== EXERCISE OBJECTIVE ==
Transcribe all of the material exactly.

# Start of EXERCISE INPUTS

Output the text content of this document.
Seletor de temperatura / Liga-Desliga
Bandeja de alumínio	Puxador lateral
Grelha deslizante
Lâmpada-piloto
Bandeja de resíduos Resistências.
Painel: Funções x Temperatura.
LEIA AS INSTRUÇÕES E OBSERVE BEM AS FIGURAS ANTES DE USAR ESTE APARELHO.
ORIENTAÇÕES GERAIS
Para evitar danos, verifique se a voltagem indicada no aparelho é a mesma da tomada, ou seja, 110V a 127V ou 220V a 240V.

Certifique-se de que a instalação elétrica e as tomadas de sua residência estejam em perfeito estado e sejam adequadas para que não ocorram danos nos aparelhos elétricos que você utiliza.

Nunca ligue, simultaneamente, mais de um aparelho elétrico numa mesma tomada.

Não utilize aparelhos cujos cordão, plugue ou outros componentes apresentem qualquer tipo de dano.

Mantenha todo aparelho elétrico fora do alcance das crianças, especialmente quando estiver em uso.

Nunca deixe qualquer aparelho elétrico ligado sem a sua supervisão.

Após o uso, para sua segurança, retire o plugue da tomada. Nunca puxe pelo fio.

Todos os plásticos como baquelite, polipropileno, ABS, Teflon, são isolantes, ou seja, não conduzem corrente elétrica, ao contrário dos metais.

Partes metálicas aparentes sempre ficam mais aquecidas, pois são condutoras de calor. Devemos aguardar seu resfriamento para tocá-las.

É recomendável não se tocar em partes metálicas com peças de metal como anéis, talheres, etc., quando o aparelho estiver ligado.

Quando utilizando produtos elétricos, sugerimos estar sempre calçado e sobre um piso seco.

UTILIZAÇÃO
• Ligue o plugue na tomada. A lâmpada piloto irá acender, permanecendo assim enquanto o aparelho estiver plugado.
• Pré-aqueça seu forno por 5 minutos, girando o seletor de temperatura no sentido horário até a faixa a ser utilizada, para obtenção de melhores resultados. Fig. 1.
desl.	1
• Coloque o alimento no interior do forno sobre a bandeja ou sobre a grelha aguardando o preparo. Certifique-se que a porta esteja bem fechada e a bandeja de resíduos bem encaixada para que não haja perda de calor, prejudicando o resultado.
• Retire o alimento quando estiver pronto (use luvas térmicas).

# End of EXERCISE INPUTS

== EXERCISE OUTPUT ==
Output the text content of this document.
Seletor de temperatura / Liga-Desliga
Bandeja de alumínio	Puxador lateral
Grelha deslizante
Lâmpada-piloto
Bandeja de resíduos Resistências.
Painel: Funções x Temperatura.
LEIA AS INSTRUÇÕES E OBSERVE BEM AS FIGURAS ANTES DE USAR ESTE APARELHO.
ORIENTAÇÕES GERAIS
Para evitar danos, verifique se a voltagem indicada no aparelho é a mesma da tomada, ou seja, 110V a 127V ou 220V a 240V.

Certifique-se de que a instalação elétrica e as tomadas de sua residência estejam em perfeito estado e sejam adequadas para que não ocorram danos nos aparelhos elétricos que você utiliza.

Nunca ligue, simultaneamente, mais de um aparelho elétrico numa mesma tomada.

Não utilize aparelhos cujos cordão, plugue ou outros componentes apresentem qualquer tipo de dano.

Mantenha todo aparelho elétrico fora do alcance das crianças, especialmente quando estiver em uso.

Nunca deixe qualquer aparelho elétrico ligado sem a sua supervisão.

Após o uso, para sua segurança, retire o plugue da tomada. Nunca puxe pelo fio.

Todos os plásticos como baquelite, polipropileno, ABS, Teflon, são isolantes, ou seja, não conduzem corrente elétrica, ao contrário dos metais.

Partes metálicas aparentes sempre ficam mais aquecidas, pois são condutoras de calor. Devemos aguardar seu resfriamento para tocá-las.

É recomendável não se tocar em partes metálicas com peças de metal como anéis, talheres, etc., quando o aparelho estiver ligado.

Quando utilizando produtos elétricos, sugerimos estar sempre calçado e sobre um piso seco.

UTILIZAÇÃO
• Ligue o plugue na tomada. A lâmpada piloto irá acender, permanecendo assim enquanto o aparelho estiver plugado.
• Pré-aqueça seu forno por 5 minutos, girando o seletor de temperatura no sentido horário até a faixa a ser utilizada, para obtenção de melhores resultados. Fig. 1.
desl.	1
• Coloque o alimento no interior do forno sobre a bandeja ou sobre a grelha aguardando o preparo. Certifique-se que a porta esteja bem fechada e a bandeja de resíduos bem encaixada para que não haja perda de calor, prejudicando o resultado.
• Retire o alimento quando estiver pronto (use luvas térmicas).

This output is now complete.